* start READING TEXT *

Are our children getting a world-class education to prepare them for 21st century life after high school? The WA State Board of Education wants to hear your thoughts as they review high school graduation requirements for the first time in 22 years. Background information/presentations will be provided to help inform this critical discussion.

Join this important community conversation:

Wednesday, December 4
6 - 8 pm
North Seattle Community College
College Center Bldg Cafeteria
9600 College Way North

The WA State Board of Education will use feedback from this meeting and from community meetings across the state to define the purpose of the high school diploma and to draft recommendations for new high school graduation requirements. The outcomes will be shared with the public in spring 2008 with another round of community outreach meetings pre-finalization. For more info: visit the State Board of Education website.

Comments

Anonymous said…
Here is another meeting that should be publized, but not sure how to get the word out:

"Exploring the First Draft" of the Washington State Revised Mathematics Standards to be held on Thursday, December 6, 7:00-9:00 pm, at the Seattle Airport Hilton Hotel, Crystal A Room.

This session, sponsored by the Washington State Office of Public Instruction, is an opportunity for those interested in the Washington State Mathematics Standards to examine the draft, participate in open discussion, and provide feedback for improvement.

The First Draft to be released on December 4, 2007.

Questions to be asked are:
* Do the content priorities in the First Draft address the critical mathematics that students need to learn?
* Are the expectations clear so that students, teachers, parents, and item writers understand the skills and knowledge that students should aquire?
* Does the First Draft address the concerns raised by the SBE report, "Washington State Mathematics Standards Review and Recommendations"?

Presentors will be Terry Bergeson, Washington State Superintendent OSPI, and George W. Bright, Standards Coordinator OSPI, and Terry Rose and Art Mabbott, members of the Standards Revision Team.

* end READING TEXT *
* start SUPPLIED RECORDS *

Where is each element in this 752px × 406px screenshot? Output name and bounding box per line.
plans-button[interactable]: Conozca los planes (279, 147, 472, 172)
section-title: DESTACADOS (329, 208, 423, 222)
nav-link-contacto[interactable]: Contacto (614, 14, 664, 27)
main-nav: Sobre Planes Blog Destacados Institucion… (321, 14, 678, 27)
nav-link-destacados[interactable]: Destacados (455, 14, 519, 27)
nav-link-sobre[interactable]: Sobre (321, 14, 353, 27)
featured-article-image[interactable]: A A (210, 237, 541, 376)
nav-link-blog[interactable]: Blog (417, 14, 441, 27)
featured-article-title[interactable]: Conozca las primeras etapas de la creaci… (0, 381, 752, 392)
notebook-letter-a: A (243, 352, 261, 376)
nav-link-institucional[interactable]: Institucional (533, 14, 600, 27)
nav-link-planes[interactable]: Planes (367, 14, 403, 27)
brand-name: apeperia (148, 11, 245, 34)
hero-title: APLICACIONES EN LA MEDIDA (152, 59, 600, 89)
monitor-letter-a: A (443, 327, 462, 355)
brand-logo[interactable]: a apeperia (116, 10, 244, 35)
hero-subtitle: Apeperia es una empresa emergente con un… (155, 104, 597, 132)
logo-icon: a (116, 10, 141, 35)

* end SUPPLIED RECORDS *

• **REQUIREMENTS**:
1. How long had it been since the State Board of Education last reviewed high school graduation requirements, according to the meeting announcement?
2. Rewrite all the records, substituting "clickable" for every instance of "interactable" and leaving everything else the same.

• **TASK RESULTS**:
1. 22 years.

2.
Where is each element in this 752px × 406px screenshot? Output name and bounding box per line.
plans-button[clickable]: Conozca los planes (279, 147, 472, 172)
section-title: DESTACADOS (329, 208, 423, 222)
nav-link-contacto[clickable]: Contacto (614, 14, 664, 27)
main-nav: Sobre Planes Blog Destacados Institucion… (321, 14, 678, 27)
nav-link-destacados[clickable]: Destacados (455, 14, 519, 27)
nav-link-sobre[clickable]: Sobre (321, 14, 353, 27)
featured-article-image[clickable]: A A (210, 237, 541, 376)
nav-link-blog[clickable]: Blog (417, 14, 441, 27)
featured-article-title[clickable]: Conozca las primeras etapas de la creaci… (0, 381, 752, 392)
notebook-letter-a: A (243, 352, 261, 376)
nav-link-institucional[clickable]: Institucional (533, 14, 600, 27)
nav-link-planes[clickable]: Planes (367, 14, 403, 27)
brand-name: apeperia (148, 11, 245, 34)
hero-title: APLICACIONES EN LA MEDIDA (152, 59, 600, 89)
monitor-letter-a: A (443, 327, 462, 355)
brand-logo[clickable]: a apeperia (116, 10, 244, 35)
hero-subtitle: Apeperia es una empresa emergente con un… (155, 104, 597, 132)
logo-icon: a (116, 10, 141, 35)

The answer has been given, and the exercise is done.